• [What is required]: Without skipping anything, write out each record below exactly.

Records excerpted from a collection
━━━━━━━━━━━━━━━━━━━━━━━━━━━━━━
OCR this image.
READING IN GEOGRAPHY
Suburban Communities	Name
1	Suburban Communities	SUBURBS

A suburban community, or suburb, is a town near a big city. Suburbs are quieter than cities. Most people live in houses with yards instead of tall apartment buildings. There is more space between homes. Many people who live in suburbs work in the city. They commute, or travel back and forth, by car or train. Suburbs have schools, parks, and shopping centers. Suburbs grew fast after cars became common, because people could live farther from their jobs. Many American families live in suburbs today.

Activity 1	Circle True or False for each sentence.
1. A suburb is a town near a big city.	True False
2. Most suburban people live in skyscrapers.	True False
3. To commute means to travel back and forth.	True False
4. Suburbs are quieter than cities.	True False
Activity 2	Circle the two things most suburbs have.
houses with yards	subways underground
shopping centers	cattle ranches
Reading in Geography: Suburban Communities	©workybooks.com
━━━━━━━━━━━━━━━━━━━━━━━━━━━━━━
• [Task output]:
OCR this image.
READING IN GEOGRAPHY
Suburban Communities	Name
1	Suburban Communities	SUBURBS

A suburban community, or suburb, is a town near a big city. Suburbs are quieter than cities. Most people live in houses with yards instead of tall apartment buildings. There is more space between homes. Many people who live in suburbs work in the city. They commute, or travel back and forth, by car or train. Suburbs have schools, parks, and shopping centers. Suburbs grew fast after cars became common, because people could live farther from their jobs. Many American families live in suburbs today.

Activity 1	Circle True or False for each sentence.
1. A suburb is a town near a big city.	True False
2. Most suburban people live in skyscrapers.	True False
3. To commute means to travel back and forth.	True False
4. Suburbs are quieter than cities.	True False
Activity 2	Circle the two things most suburbs have.
houses with yards	subways underground
shopping centers	cattle ranches
Reading in Geography: Suburban Communities	©workybooks.com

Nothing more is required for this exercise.